## Data for this task
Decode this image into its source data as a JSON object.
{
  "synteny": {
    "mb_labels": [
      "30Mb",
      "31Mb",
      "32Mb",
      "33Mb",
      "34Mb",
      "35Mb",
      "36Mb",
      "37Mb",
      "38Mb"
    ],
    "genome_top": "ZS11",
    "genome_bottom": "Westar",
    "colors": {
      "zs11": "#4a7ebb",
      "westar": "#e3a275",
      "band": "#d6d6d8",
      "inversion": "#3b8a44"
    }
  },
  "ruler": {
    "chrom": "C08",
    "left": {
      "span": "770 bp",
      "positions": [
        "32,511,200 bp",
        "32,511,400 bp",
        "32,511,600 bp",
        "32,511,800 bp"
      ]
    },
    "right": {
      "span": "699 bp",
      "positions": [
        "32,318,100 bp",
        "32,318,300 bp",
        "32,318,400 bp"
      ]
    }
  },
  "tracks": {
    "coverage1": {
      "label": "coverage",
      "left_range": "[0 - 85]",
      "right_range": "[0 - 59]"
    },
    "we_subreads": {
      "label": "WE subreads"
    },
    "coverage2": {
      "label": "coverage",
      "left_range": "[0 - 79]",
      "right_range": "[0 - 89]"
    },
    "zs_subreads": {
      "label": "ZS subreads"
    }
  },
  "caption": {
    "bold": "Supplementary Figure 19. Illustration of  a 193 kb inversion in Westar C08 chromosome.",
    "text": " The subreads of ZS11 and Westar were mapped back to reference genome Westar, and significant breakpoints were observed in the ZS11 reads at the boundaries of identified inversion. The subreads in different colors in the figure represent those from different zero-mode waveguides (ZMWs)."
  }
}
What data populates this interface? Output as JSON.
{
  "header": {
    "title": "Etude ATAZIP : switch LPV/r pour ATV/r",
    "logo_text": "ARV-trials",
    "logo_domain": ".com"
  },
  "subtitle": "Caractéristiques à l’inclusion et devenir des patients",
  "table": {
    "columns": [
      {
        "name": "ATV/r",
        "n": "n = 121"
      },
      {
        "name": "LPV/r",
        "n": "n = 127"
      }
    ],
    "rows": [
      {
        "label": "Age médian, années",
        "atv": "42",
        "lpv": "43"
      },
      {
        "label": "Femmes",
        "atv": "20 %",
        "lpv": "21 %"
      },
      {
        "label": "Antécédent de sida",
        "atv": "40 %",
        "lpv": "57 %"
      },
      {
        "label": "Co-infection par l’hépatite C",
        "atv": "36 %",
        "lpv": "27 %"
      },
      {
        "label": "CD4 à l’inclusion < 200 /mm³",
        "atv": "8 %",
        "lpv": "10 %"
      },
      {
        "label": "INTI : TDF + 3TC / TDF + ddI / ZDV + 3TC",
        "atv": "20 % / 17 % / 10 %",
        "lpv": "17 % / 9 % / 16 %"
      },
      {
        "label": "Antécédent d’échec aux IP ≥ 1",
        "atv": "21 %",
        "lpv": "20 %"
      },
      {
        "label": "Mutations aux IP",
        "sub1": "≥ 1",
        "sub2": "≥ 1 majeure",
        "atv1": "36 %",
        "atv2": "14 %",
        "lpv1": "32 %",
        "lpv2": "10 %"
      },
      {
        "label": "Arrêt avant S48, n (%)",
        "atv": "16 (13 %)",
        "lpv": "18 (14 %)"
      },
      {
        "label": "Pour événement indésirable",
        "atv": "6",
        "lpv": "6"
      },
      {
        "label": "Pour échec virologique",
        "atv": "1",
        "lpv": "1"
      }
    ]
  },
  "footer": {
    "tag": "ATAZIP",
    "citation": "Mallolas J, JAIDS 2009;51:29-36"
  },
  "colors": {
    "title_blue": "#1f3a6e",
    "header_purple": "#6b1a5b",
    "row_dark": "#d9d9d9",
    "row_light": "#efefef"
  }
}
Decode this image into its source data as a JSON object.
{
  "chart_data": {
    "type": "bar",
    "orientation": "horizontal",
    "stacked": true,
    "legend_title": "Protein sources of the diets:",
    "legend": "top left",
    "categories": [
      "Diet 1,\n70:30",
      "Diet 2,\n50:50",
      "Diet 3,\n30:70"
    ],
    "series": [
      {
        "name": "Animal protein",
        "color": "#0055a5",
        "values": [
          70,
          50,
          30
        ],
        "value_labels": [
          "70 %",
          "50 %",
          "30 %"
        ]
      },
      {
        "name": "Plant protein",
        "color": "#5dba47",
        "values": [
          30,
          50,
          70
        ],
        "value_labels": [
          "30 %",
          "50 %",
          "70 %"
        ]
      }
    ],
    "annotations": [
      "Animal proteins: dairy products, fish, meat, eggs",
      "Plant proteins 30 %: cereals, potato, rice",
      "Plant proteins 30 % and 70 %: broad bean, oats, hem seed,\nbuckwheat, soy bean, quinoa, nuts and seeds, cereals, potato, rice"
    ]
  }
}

## What needs to be done
Show every line of the material that includes the string "Animal".

## Response
        "name": "Animal protein",
      "Animal proteins: dairy products, fish, meat, eggs",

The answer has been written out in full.